-- START SUPPLIED RECORDS --

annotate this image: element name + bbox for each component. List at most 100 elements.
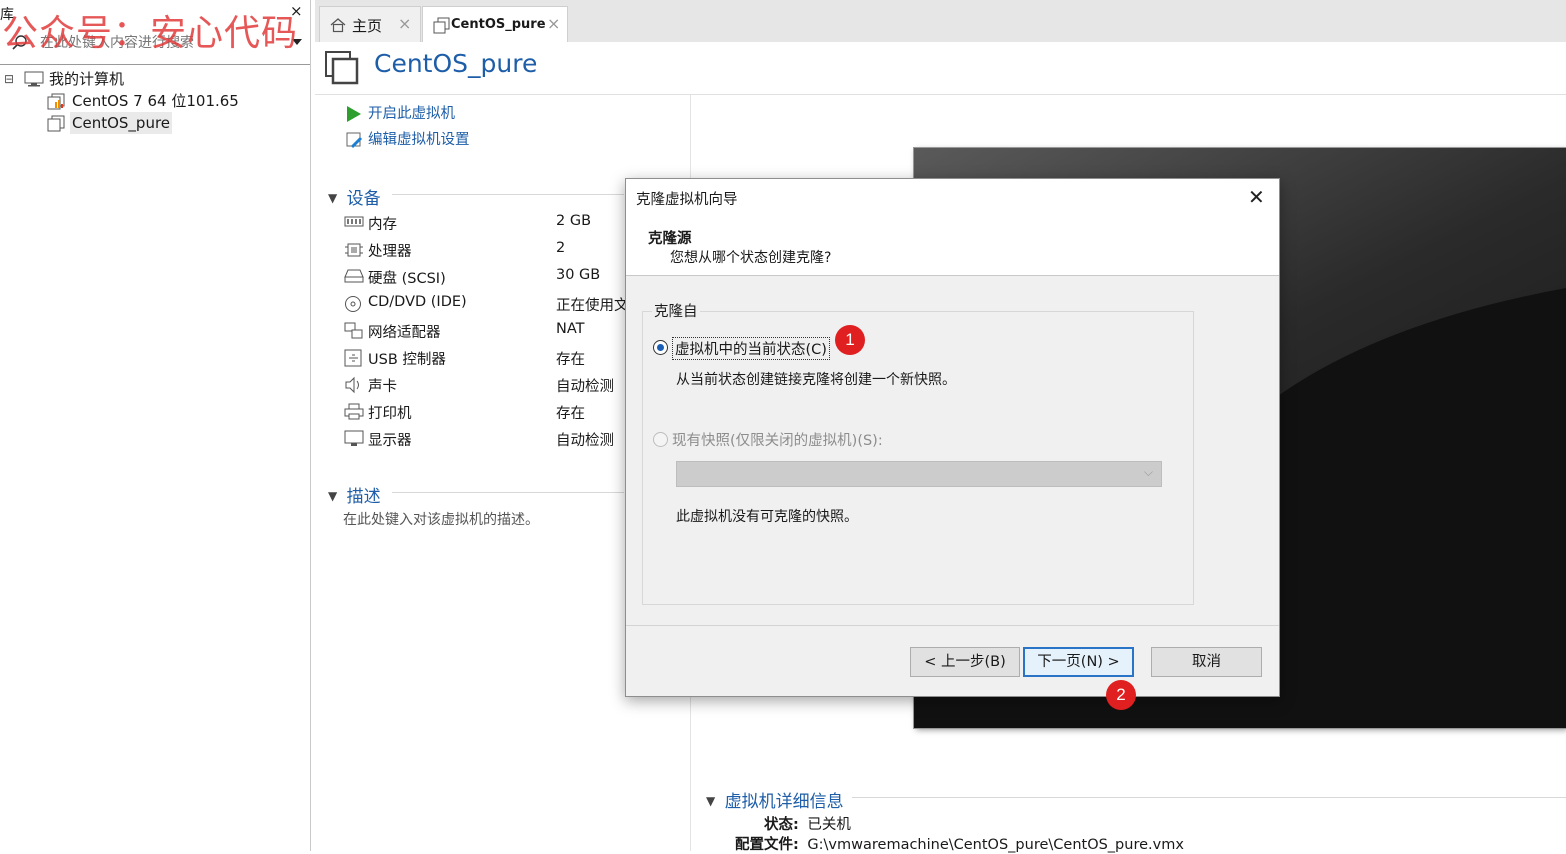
device-row-display[interactable]: 显示器 自动检测	[344, 427, 634, 451]
device-value: 2 GB	[556, 213, 592, 229]
tab-home[interactable]: 主页 ×	[319, 6, 421, 43]
device-name: 声卡	[368, 379, 397, 395]
library-search[interactable]	[8, 30, 306, 56]
search-icon	[12, 35, 27, 50]
dialog-titlebar[interactable]: 克隆虚拟机向导 ✕	[626, 179, 1279, 215]
cpu-icon	[345, 243, 363, 257]
edit-settings-label: 编辑虚拟机设置	[368, 132, 470, 148]
details-section-header[interactable]: ▼ 虚拟机详细信息	[706, 787, 844, 812]
library-divider	[0, 64, 310, 65]
dialog-close-icon[interactable]: ✕	[1248, 185, 1265, 209]
device-value: 2	[556, 240, 566, 256]
tab-label: CentOS_pure	[451, 17, 546, 32]
collapse-triangle-icon: ▼	[328, 489, 338, 503]
vm-running-icon	[47, 93, 65, 110]
footer-divider	[626, 625, 1279, 626]
dialog-subheading: 您想从哪个状态创建克隆?	[670, 250, 832, 266]
tree-collapse-icon[interactable]: ⊟	[4, 68, 14, 90]
devices-section-header[interactable]: ▼ 设备	[328, 184, 381, 209]
device-name: 硬盘 (SCSI)	[368, 271, 446, 287]
device-row-printer[interactable]: 打印机 存在	[344, 400, 634, 424]
harddisk-icon	[344, 269, 364, 283]
current-state-description: 从当前状态创建链接克隆将创建一个新快照。	[676, 372, 956, 388]
back-button[interactable]: < 上一步(B)	[910, 647, 1020, 677]
device-value: 自动检测	[556, 433, 614, 449]
network-icon	[344, 322, 363, 339]
tree-item-label: CentOS 7 64 位101.65	[72, 92, 239, 110]
section-divider	[392, 194, 624, 195]
dialog-header: 克隆源 您想从哪个状态创建克隆?	[626, 215, 1279, 276]
section-divider	[852, 797, 1566, 798]
device-row-network[interactable]: 网络适配器 NAT	[344, 319, 634, 343]
devices-title: 设备	[346, 189, 381, 209]
radio-existing-snapshot[interactable]	[653, 432, 668, 447]
next-button[interactable]: 下一页(N) >	[1023, 647, 1134, 677]
device-row-harddisk[interactable]: 硬盘 (SCSI) 30 GB	[344, 265, 634, 289]
clone-wizard-dialog: 克隆虚拟机向导 ✕ 克隆源 您想从哪个状态创建克隆? 克隆自 虚拟机中的当前状态…	[625, 178, 1280, 697]
detail-status: 状态: 已关机	[764, 813, 851, 834]
existing-snapshot-label[interactable]: 现有快照(仅限关闭的虚拟机)(S):	[672, 429, 883, 450]
tree-item-my-computer[interactable]: ⊟ 我的计算机	[4, 68, 204, 90]
device-value: 正在使用文	[556, 298, 629, 314]
tree-item-label: 我的计算机	[49, 70, 125, 88]
device-row-processor[interactable]: 处理器 2	[344, 238, 634, 262]
edit-settings-icon	[346, 132, 363, 149]
current-state-label[interactable]: 虚拟机中的当前状态(C)	[672, 337, 830, 360]
tree-item-label: CentOS_pure	[70, 112, 173, 134]
chevron-down-icon: ⌵	[1143, 465, 1153, 479]
search-dropdown-icon[interactable]	[292, 39, 302, 46]
device-name: CD/DVD (IDE)	[368, 294, 467, 310]
device-name: 显示器	[368, 433, 412, 449]
vm-title: CentOS_pure	[374, 49, 538, 78]
tab-close-icon[interactable]: ×	[547, 14, 560, 33]
library-search-input[interactable]	[38, 32, 277, 54]
device-row-cdrom[interactable]: CD/DVD (IDE) 正在使用文	[344, 292, 634, 316]
detail-label: 状态:	[764, 817, 799, 833]
device-name: 打印机	[368, 406, 412, 422]
device-value: 存在	[556, 406, 585, 422]
annotation-badge-2: 2	[1106, 680, 1136, 710]
tab-centos-pure[interactable]: CentOS_pure ×	[422, 6, 568, 44]
device-row-sound[interactable]: 声卡 自动检测	[344, 373, 634, 397]
description-section-header[interactable]: ▼ 描述	[328, 482, 381, 507]
device-value: 自动检测	[556, 379, 614, 395]
cancel-button[interactable]: 取消	[1151, 647, 1262, 677]
power-on-label: 开启此虚拟机	[368, 106, 455, 122]
tab-label: 主页	[352, 17, 383, 35]
group-label: 克隆自	[652, 300, 700, 321]
section-divider	[392, 492, 624, 493]
play-icon	[347, 106, 361, 122]
sound-icon	[345, 376, 359, 394]
memory-icon	[344, 216, 364, 227]
device-name: 网络适配器	[368, 325, 441, 341]
dialog-title: 克隆虚拟机向导	[636, 192, 738, 208]
tab-bar: 主页 × CentOS_pure ×	[315, 0, 1566, 44]
device-name: USB 控制器	[368, 352, 446, 368]
tree-item-centos7[interactable]: CentOS 7 64 位101.65	[46, 90, 266, 112]
snapshot-select[interactable]: ⌵	[676, 461, 1162, 487]
printer-icon	[344, 403, 364, 420]
tree-item-centos-pure[interactable]: CentOS_pure	[46, 112, 176, 134]
tab-close-icon[interactable]: ×	[398, 14, 411, 33]
collapse-triangle-icon: ▼	[328, 191, 338, 205]
library-close-icon[interactable]: ×	[290, 2, 303, 20]
vm-icon	[433, 17, 450, 34]
library-title: 库	[0, 7, 14, 23]
usb-icon	[344, 349, 362, 367]
device-row-usb[interactable]: USB 控制器 存在	[344, 346, 634, 370]
library-panel: 库 × ⊟ 我的计算机 CentOS 7 64 位101.65	[0, 0, 311, 851]
vm-icon	[47, 115, 65, 132]
annotation-badge-1: 1	[835, 325, 865, 355]
device-value: 存在	[556, 352, 585, 368]
radio-current-state[interactable]	[653, 340, 668, 355]
device-name: 处理器	[368, 244, 412, 260]
display-icon	[344, 430, 364, 446]
details-title: 虚拟机详细信息	[724, 792, 844, 812]
no-snapshot-text: 此虚拟机没有可克隆的快照。	[676, 509, 858, 525]
cdrom-icon	[345, 296, 361, 312]
device-value: 30 GB	[556, 267, 601, 283]
vm-large-icon	[325, 51, 359, 85]
computer-icon	[24, 71, 44, 87]
description-input[interactable]: 在此处键入对该虚拟机的描述。	[343, 509, 539, 529]
device-row-memory[interactable]: 内存 2 GB	[344, 211, 634, 235]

-- END SUPPLIED RECORDS --

# STATED TASK:
Edit the listing so that "device-value" is changed to "device-setting" wherever it occurs, with everything else kept the same. Give the revised lines without the picture.

# COMPLETE OUTPUT:
annotate this image: element name + bbox for each component. List at most 100 elements.
device-row-display[interactable]: 显示器 自动检测	[344, 427, 634, 451]
device-setting: 2 GB	[556, 213, 592, 229]
tab-home[interactable]: 主页 ×	[319, 6, 421, 43]
device-name: 声卡	[368, 379, 397, 395]
library-search[interactable]	[8, 30, 306, 56]
search-icon	[12, 35, 27, 50]
dialog-titlebar[interactable]: 克隆虚拟机向导 ✕	[626, 179, 1279, 215]
cpu-icon	[345, 243, 363, 257]
edit-settings-label: 编辑虚拟机设置	[368, 132, 470, 148]
details-section-header[interactable]: ▼ 虚拟机详细信息	[706, 787, 844, 812]
library-divider	[0, 64, 310, 65]
dialog-close-icon[interactable]: ✕	[1248, 185, 1265, 209]
device-setting: 2	[556, 240, 566, 256]
tab-label: CentOS_pure	[451, 17, 546, 32]
collapse-triangle-icon: ▼	[328, 489, 338, 503]
vm-running-icon	[47, 93, 65, 110]
footer-divider	[626, 625, 1279, 626]
dialog-subheading: 您想从哪个状态创建克隆?	[670, 250, 832, 266]
tree-collapse-icon[interactable]: ⊟	[4, 68, 14, 90]
devices-section-header[interactable]: ▼ 设备	[328, 184, 381, 209]
device-name: 硬盘 (SCSI)	[368, 271, 446, 287]
device-row-printer[interactable]: 打印机 存在	[344, 400, 634, 424]
harddisk-icon	[344, 269, 364, 283]
current-state-description: 从当前状态创建链接克隆将创建一个新快照。	[676, 372, 956, 388]
back-button[interactable]: < 上一步(B)	[910, 647, 1020, 677]
device-setting: 自动检测	[556, 433, 614, 449]
network-icon	[344, 322, 363, 339]
tree-item-label: CentOS 7 64 位101.65	[72, 92, 239, 110]
section-divider	[392, 194, 624, 195]
dialog-header: 克隆源 您想从哪个状态创建克隆?	[626, 215, 1279, 276]
section-divider	[852, 797, 1566, 798]
device-row-network[interactable]: 网络适配器 NAT	[344, 319, 634, 343]
devices-title: 设备	[346, 189, 381, 209]
radio-existing-snapshot[interactable]	[653, 432, 668, 447]
next-button[interactable]: 下一页(N) >	[1023, 647, 1134, 677]
device-row-harddisk[interactable]: 硬盘 (SCSI) 30 GB	[344, 265, 634, 289]
clone-wizard-dialog: 克隆虚拟机向导 ✕ 克隆源 您想从哪个状态创建克隆? 克隆自 虚拟机中的当前状态…	[625, 178, 1280, 697]
detail-status: 状态: 已关机	[764, 813, 851, 834]
existing-snapshot-label[interactable]: 现有快照(仅限关闭的虚拟机)(S):	[672, 429, 883, 450]
tree-item-my-computer[interactable]: ⊟ 我的计算机	[4, 68, 204, 90]
device-setting: 正在使用文	[556, 298, 629, 314]
tree-item-label: 我的计算机	[49, 70, 125, 88]
device-row-processor[interactable]: 处理器 2	[344, 238, 634, 262]
edit-settings-icon	[346, 132, 363, 149]
current-state-label[interactable]: 虚拟机中的当前状态(C)	[672, 337, 830, 360]
tree-item-label: CentOS_pure	[70, 112, 173, 134]
chevron-down-icon: ⌵	[1143, 465, 1153, 479]
search-dropdown-icon[interactable]	[292, 39, 302, 46]
device-name: CD/DVD (IDE)	[368, 294, 467, 310]
device-name: 显示器	[368, 433, 412, 449]
vm-title: CentOS_pure	[374, 49, 538, 78]
tab-close-icon[interactable]: ×	[547, 14, 560, 33]
library-search-input[interactable]	[38, 32, 277, 54]
device-row-cdrom[interactable]: CD/DVD (IDE) 正在使用文	[344, 292, 634, 316]
detail-label: 状态:	[764, 817, 799, 833]
device-name: 打印机	[368, 406, 412, 422]
device-setting: 存在	[556, 406, 585, 422]
annotation-badge-2: 2	[1106, 680, 1136, 710]
tab-centos-pure[interactable]: CentOS_pure ×	[422, 6, 568, 44]
device-row-sound[interactable]: 声卡 自动检测	[344, 373, 634, 397]
description-section-header[interactable]: ▼ 描述	[328, 482, 381, 507]
device-setting: 自动检测	[556, 379, 614, 395]
cancel-button[interactable]: 取消	[1151, 647, 1262, 677]
power-on-label: 开启此虚拟机	[368, 106, 455, 122]
tab-label: 主页	[352, 17, 383, 35]
group-label: 克隆自	[652, 300, 700, 321]
section-divider	[392, 492, 624, 493]
play-icon	[347, 106, 361, 122]
sound-icon	[345, 376, 359, 394]
memory-icon	[344, 216, 364, 227]
device-name: 网络适配器	[368, 325, 441, 341]
dialog-title: 克隆虚拟机向导	[636, 192, 738, 208]
tab-bar: 主页 × CentOS_pure ×	[315, 0, 1566, 44]
device-name: USB 控制器	[368, 352, 446, 368]
tree-item-centos7[interactable]: CentOS 7 64 位101.65	[46, 90, 266, 112]
snapshot-select[interactable]: ⌵	[676, 461, 1162, 487]
printer-icon	[344, 403, 364, 420]
tree-item-centos-pure[interactable]: CentOS_pure	[46, 112, 176, 134]
tab-close-icon[interactable]: ×	[398, 14, 411, 33]
collapse-triangle-icon: ▼	[328, 191, 338, 205]
library-close-icon[interactable]: ×	[290, 2, 303, 20]
vm-icon	[433, 17, 450, 34]
library-title: 库	[0, 7, 14, 23]
usb-icon	[344, 349, 362, 367]
device-row-usb[interactable]: USB 控制器 存在	[344, 346, 634, 370]
library-panel: 库 × ⊟ 我的计算机 CentOS 7 64 位101.65	[0, 0, 311, 851]
vm-icon	[47, 115, 65, 132]
annotation-badge-1: 1	[835, 325, 865, 355]
device-setting: 存在	[556, 352, 585, 368]
radio-current-state[interactable]	[653, 340, 668, 355]
device-name: 处理器	[368, 244, 412, 260]
display-icon	[344, 430, 364, 446]
details-title: 虚拟机详细信息	[724, 792, 844, 812]
no-snapshot-text: 此虚拟机没有可克隆的快照。	[676, 509, 858, 525]
cdrom-icon	[345, 296, 361, 312]
device-setting: 30 GB	[556, 267, 601, 283]
vm-large-icon	[325, 51, 359, 85]
computer-icon	[24, 71, 44, 87]
description-input[interactable]: 在此处键入对该虚拟机的描述。	[343, 509, 539, 529]
device-row-memory[interactable]: 内存 2 GB	[344, 211, 634, 235]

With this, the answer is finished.